== EXTRAIT DU DOCUMENT ==
#####
Le moineau et les canaris.

— À Toulouse, un abonné, M. Fauchier, n'a pas été peu surpris d'entendre un moineau faire des trilles harmonieuses : l'oiseau, recueilli tout jeune, avait été confié à un couple de canaris qui l'avait élevé en même temps que sa progéniture, et l'oiseau s'était mis progressivement au diapason.

Ponte tardive.

— Ayant découvert, le 10 août dernier, un nid de faucons crécerelles que m'avaient révélé les allées et venues des adultes, J'ai été fort surpris d'y trouver trois jeunes âgés vraisemblablement d'une dizaine de jours, alors qu'ordinairement on ne trouve plus de jeunes au nid après la fin de juin.
#####
(Relevés de mise en page)
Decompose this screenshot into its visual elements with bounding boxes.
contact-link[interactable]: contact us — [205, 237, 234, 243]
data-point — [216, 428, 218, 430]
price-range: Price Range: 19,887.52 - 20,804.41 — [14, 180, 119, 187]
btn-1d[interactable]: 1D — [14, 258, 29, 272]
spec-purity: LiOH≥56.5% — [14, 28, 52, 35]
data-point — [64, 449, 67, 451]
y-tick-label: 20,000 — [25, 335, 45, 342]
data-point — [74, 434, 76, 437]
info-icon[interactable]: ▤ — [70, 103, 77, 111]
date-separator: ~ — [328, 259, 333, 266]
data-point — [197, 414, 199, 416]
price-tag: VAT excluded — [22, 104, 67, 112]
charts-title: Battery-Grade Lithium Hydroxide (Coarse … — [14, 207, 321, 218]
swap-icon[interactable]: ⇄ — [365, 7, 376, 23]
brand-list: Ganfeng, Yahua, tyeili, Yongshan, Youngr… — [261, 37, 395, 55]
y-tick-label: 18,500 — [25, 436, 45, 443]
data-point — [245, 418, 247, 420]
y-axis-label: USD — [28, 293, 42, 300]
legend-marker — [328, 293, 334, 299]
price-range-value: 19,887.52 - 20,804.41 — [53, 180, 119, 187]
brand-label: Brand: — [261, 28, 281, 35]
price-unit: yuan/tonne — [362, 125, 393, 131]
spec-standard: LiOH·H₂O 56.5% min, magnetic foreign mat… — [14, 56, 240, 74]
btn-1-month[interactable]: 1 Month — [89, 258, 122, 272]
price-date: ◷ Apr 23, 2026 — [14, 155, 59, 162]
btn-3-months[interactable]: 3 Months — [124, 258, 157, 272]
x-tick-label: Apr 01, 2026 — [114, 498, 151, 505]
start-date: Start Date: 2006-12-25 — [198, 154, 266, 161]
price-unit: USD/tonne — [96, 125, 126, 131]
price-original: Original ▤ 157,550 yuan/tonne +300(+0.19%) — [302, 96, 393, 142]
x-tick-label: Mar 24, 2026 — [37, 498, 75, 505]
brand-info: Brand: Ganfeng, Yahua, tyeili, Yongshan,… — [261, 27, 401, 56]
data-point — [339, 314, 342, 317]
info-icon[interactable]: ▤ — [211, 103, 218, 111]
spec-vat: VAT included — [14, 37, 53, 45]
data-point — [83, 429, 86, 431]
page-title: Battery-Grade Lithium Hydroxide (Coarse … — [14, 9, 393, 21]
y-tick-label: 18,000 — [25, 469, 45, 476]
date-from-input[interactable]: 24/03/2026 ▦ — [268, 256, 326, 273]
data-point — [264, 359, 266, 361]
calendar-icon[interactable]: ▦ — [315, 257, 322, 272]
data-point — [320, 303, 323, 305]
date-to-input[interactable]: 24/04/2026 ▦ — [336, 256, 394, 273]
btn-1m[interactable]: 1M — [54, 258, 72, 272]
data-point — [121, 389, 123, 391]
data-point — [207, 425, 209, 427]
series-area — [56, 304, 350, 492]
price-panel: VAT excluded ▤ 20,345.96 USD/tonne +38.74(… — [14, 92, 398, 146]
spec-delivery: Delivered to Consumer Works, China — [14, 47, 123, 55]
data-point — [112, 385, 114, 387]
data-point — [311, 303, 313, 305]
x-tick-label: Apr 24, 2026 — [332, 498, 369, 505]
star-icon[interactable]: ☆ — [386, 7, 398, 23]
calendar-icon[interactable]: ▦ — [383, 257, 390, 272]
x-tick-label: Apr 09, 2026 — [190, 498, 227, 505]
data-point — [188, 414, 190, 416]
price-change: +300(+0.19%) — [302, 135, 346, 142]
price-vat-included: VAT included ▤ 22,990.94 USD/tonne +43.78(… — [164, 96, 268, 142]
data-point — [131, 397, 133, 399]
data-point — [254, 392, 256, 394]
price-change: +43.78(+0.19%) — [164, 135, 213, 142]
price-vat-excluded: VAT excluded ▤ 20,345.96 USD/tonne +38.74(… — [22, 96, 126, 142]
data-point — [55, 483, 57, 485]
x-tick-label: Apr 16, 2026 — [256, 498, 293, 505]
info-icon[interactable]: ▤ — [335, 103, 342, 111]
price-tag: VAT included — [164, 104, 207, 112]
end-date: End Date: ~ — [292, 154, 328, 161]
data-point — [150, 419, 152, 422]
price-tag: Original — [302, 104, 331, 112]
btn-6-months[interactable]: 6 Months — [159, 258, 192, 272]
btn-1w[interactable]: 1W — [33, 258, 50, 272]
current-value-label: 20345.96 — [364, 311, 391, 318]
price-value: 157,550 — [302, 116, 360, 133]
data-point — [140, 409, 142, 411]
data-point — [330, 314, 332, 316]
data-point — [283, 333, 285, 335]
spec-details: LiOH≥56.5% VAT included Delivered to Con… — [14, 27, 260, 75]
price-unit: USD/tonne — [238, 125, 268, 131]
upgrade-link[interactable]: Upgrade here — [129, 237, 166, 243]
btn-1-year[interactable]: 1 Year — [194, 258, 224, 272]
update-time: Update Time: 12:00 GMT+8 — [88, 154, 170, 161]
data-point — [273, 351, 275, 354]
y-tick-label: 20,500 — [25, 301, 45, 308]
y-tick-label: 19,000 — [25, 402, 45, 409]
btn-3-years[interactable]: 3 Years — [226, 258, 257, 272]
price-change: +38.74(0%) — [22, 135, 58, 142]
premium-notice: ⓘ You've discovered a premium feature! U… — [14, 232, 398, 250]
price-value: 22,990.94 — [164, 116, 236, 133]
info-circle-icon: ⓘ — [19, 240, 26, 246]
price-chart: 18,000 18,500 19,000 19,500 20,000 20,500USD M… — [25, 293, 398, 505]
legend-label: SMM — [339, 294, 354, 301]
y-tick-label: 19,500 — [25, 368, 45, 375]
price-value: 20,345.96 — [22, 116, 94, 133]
#####
== EXERCICES À RÉALISER ==
a) Reproduisez à l'identique le passage de l'extrait sur les oiseaux qui commence par « Le moineau et » et se poursuit jusqu'à « progressivement au diapason. ».
b) Recopiez sans aucune modification les entrées, depuis la toute première jusqu'à la ligne contenant « data-point — [74, 434, 76, 437] », celle-ci comprise.

== RÉPONSES PAR EXERCICE ==
a)
Le moineau et les canaris.

— À Toulouse, un abonné, M. Fauchier, n'a pas été peu surpris d'entendre un moineau faire des trilles harmonieuses : l'oiseau, recueilli tout jeune, avait été confié à un couple de canaris qui l'avait élevé en même temps que sa progéniture, et l'oiseau s'était mis progressivement au diapason.

b)
Decompose this screenshot into its visual elements with bounding boxes.
contact-link[interactable]: contact us — [205, 237, 234, 243]
data-point — [216, 428, 218, 430]
price-range: Price Range: 19,887.52 - 20,804.41 — [14, 180, 119, 187]
btn-1d[interactable]: 1D — [14, 258, 29, 272]
spec-purity: LiOH≥56.5% — [14, 28, 52, 35]
data-point — [64, 449, 67, 451]
y-tick-label: 20,000 — [25, 335, 45, 342]
data-point — [74, 434, 76, 437]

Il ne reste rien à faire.